== Text passage ==
--- Begin ---
Sanju also falls into legal obligations for his role in the AK-56 and Mumbai bomb blasts fiasco. Shall he come out of his struggles? What is the actual cause for his problems? You will diligently find the answers during the final moments of the film.
Ranbir Kapoor gives a pitch-perfect performance by immersing fully into the character of Sanjay Dutt. His make-up, costumes and hair are perfectly done and a great credit goes to those departments. Eka Lakhani deserves a special mention for her work as a costume designer.
This is one of Ranbir Kapoor’s finest nuances of acting. He is ably supported by Vicky Kaushal throughout the film. After Raazi, Vicky Kaushal delivers yet another power packed act.
Paresh Rawal delivers an authentic performance while Manisha Koiral deals her role beautifully. Sonam Kapoor’s role is small but she hits the right notes. Dia Mirza plays Maanyata Dutt with elan while Anushka Sharma stands out of the crowd for her hairstyle playing a biographer.
Jim Sarbh suits his character as a shrewd drug peddler. Aditi Gautam (Seiya Gautam in Tollywood) plays Priya Dutt aptly but she has no dialogues at all.
--- End ---
== Material shown ==
--- Begin ---
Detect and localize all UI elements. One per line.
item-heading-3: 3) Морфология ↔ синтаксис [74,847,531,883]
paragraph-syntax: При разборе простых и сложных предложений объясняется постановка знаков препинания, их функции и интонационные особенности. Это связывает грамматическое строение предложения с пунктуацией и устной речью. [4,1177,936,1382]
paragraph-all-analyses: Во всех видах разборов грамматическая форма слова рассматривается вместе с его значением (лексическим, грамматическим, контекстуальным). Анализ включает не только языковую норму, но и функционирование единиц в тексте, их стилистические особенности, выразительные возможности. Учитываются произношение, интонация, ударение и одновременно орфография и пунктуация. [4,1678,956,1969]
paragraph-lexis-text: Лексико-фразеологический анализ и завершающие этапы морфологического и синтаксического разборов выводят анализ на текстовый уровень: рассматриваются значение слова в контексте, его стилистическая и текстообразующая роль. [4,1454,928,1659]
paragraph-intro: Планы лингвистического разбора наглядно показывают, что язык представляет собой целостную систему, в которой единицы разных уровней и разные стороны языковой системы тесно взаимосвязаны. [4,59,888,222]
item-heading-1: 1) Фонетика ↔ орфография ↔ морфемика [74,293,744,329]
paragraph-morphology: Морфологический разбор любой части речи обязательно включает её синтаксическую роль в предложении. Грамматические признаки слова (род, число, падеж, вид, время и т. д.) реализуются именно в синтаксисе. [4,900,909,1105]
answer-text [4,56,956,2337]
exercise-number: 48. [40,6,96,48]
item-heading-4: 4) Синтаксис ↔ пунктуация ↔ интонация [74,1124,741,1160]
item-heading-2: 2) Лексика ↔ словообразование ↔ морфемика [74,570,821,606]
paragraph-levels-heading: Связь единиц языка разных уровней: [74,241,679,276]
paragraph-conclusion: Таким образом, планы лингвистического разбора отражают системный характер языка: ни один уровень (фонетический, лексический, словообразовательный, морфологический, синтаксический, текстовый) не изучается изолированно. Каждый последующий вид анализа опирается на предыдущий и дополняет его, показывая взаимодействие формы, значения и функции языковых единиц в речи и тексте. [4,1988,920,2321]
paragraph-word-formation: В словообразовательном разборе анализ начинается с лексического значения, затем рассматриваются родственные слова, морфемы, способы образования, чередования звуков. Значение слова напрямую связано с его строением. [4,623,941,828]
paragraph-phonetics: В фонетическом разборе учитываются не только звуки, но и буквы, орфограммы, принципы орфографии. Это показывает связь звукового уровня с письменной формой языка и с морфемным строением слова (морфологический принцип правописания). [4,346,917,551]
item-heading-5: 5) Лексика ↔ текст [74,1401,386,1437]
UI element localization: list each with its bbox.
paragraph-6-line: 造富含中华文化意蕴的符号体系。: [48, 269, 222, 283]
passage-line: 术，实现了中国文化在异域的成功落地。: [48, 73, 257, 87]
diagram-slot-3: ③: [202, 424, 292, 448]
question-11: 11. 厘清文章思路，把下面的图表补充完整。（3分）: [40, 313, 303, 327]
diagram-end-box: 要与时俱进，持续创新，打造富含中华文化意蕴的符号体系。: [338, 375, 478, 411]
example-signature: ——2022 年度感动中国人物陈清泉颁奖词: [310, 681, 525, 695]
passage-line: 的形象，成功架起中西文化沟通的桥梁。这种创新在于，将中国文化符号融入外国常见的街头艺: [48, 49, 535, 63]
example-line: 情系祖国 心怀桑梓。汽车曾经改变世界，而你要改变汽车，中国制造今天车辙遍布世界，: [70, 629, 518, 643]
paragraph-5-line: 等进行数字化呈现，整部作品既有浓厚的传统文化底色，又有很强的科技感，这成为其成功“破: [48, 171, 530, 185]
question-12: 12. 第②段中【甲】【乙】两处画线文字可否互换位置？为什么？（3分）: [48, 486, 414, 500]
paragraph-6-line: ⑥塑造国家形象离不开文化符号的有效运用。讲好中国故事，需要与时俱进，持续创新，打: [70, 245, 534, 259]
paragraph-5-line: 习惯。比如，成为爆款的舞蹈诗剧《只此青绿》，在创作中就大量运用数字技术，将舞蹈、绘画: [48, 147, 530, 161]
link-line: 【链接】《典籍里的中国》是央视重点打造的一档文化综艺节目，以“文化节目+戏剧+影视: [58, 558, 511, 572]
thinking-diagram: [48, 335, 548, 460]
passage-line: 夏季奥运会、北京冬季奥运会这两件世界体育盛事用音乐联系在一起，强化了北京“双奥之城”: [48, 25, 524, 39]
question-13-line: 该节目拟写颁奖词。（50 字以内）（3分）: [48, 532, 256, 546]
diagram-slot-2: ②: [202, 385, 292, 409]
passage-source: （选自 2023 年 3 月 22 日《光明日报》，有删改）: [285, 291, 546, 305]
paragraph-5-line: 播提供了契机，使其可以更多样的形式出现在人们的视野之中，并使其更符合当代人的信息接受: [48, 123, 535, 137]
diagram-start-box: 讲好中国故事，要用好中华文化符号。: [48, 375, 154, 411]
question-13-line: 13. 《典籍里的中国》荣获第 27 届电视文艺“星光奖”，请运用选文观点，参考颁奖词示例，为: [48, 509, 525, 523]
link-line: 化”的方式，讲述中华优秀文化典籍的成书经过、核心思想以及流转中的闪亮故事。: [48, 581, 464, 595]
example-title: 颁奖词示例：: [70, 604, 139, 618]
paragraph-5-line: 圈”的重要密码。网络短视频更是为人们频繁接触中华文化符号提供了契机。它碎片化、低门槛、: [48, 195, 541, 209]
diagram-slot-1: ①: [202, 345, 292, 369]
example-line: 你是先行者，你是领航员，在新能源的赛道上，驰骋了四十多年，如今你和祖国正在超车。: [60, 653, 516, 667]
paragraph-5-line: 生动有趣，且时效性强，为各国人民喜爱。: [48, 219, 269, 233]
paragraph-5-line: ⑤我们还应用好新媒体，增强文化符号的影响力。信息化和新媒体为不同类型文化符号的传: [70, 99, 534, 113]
--- End ---
== Instructions for the task ==
According to the film review, who designed the costumes?

== Output for this task ==
Eka Lakhani